- Goal: Identify every line containing the word "data" and reproduce each one.
──────
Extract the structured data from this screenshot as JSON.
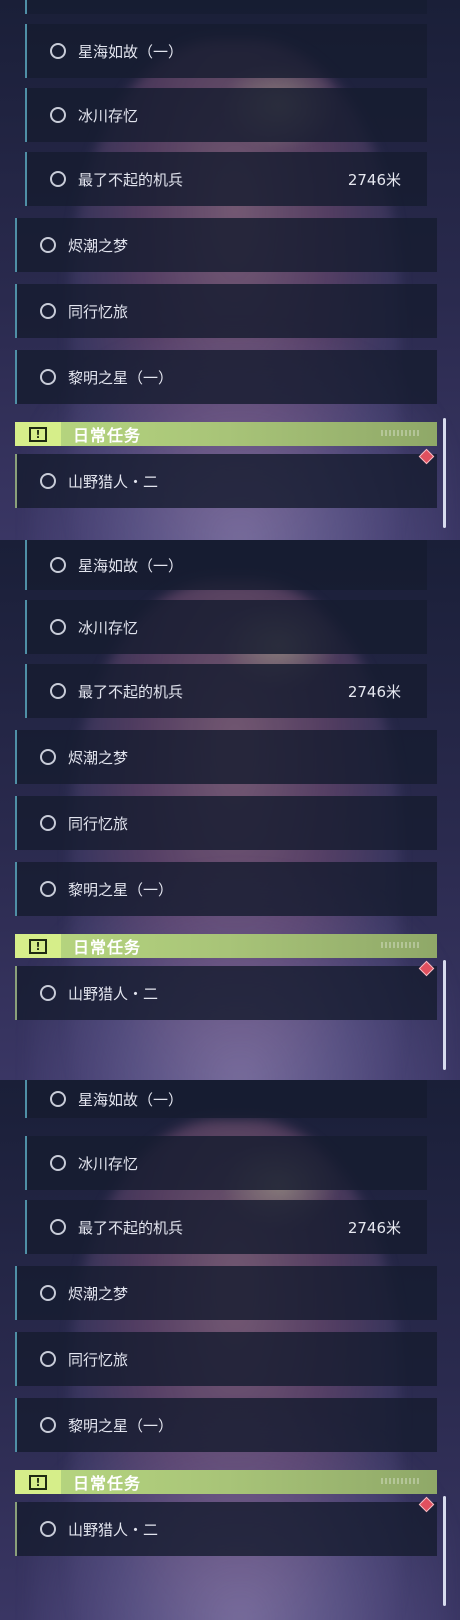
{
  "panels": [
    {
      "quests": [
        {
          "label": "星海如故（一）"
        },
        {
          "label": "冰川存忆"
        },
        {
          "label": "最了不起的机兵",
          "distance": "2746米"
        },
        {
          "label": "烬潮之梦"
        },
        {
          "label": "同行忆旅"
        },
        {
          "label": "黎明之星（一）"
        }
      ],
      "section_title": "日常任务",
      "section_icon": "exclamation-icon",
      "daily_quest": "山野猎人・二"
    },
    {
      "quests": [
        {
          "label": "星海如故（一）"
        },
        {
          "label": "冰川存忆"
        },
        {
          "label": "最了不起的机兵",
          "distance": "2746米"
        },
        {
          "label": "烬潮之梦"
        },
        {
          "label": "同行忆旅"
        },
        {
          "label": "黎明之星（一）"
        }
      ],
      "section_title": "日常任务",
      "section_icon": "exclamation-icon",
      "daily_quest": "山野猎人・二"
    },
    {
      "quests": [
        {
          "label": "星海如故（一）"
        },
        {
          "label": "冰川存忆"
        },
        {
          "label": "最了不起的机兵",
          "distance": "2746米"
        },
        {
          "label": "烬潮之梦"
        },
        {
          "label": "同行忆旅"
        },
        {
          "label": "黎明之星（一）"
        }
      ],
      "section_title": "日常任务",
      "section_icon": "exclamation-icon",
      "daily_quest": "山野猎人・二"
    }
  ],
  "colors": {
    "accent_blue": "#4f8fa6",
    "daily_header": "#b8d880",
    "marker_red": "#e0505f"
  }
}
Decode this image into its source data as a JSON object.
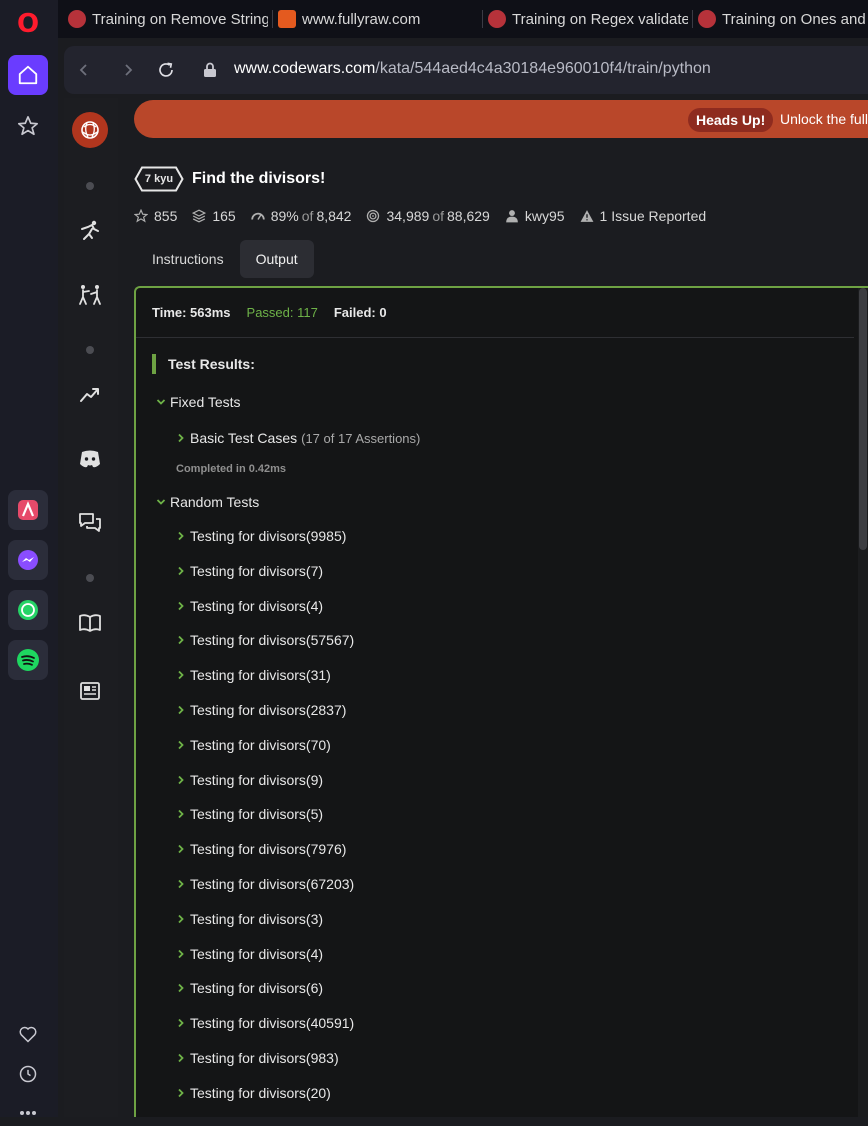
{
  "browser": {
    "tabs": [
      {
        "title": "Training on Remove String"
      },
      {
        "title": "www.fullyraw.com"
      },
      {
        "title": "Training on Regex validate"
      },
      {
        "title": "Training on Ones and"
      }
    ],
    "url_domain": "www.codewars.com",
    "url_path": "/kata/544aed4c4a30184e960010f4/train/python"
  },
  "banner": {
    "badge": "Heads Up!",
    "text": "Unlock the full po"
  },
  "kata": {
    "rank": "7 kyu",
    "title": "Find the divisors!",
    "stars": "855",
    "collections": "165",
    "satisfaction_pct": "89%",
    "satisfaction_of": "of",
    "satisfaction_total": "8,842",
    "completed": "34,989",
    "completed_of": "of",
    "completed_total": "88,629",
    "author": "kwy95",
    "issues": "1 Issue Reported"
  },
  "tabs": {
    "instructions": "Instructions",
    "output": "Output"
  },
  "output": {
    "time": "Time: 563ms",
    "passed": "Passed: 117",
    "failed": "Failed: 0",
    "results_heading": "Test Results:",
    "fixed_group": "Fixed Tests",
    "basic_label": "Basic Test Cases",
    "basic_assertions": "(17 of 17 Assertions)",
    "completed_note": "Completed in 0.42ms",
    "random_group": "Random Tests",
    "random_items": [
      "Testing for divisors(9985)",
      "Testing for divisors(7)",
      "Testing for divisors(4)",
      "Testing for divisors(57567)",
      "Testing for divisors(31)",
      "Testing for divisors(2837)",
      "Testing for divisors(70)",
      "Testing for divisors(9)",
      "Testing for divisors(5)",
      "Testing for divisors(7976)",
      "Testing for divisors(67203)",
      "Testing for divisors(3)",
      "Testing for divisors(4)",
      "Testing for divisors(6)",
      "Testing for divisors(40591)",
      "Testing for divisors(983)",
      "Testing for divisors(20)"
    ]
  },
  "colors": {
    "accent_green": "#6ea243",
    "banner_red": "#b9472a",
    "codewars_red": "#b1361e",
    "opera_accent": "#6a3cff"
  },
  "icons": {
    "sidebar": [
      "codewars-logo-icon",
      "practice-icon",
      "dojo-icon",
      "leaderboard-icon",
      "discord-icon",
      "chat-icon",
      "docs-icon",
      "news-icon"
    ]
  }
}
──────
- Solution:
Extract the structured data from this screenshot as JSON.
Decode this image into its source data as a JSON object.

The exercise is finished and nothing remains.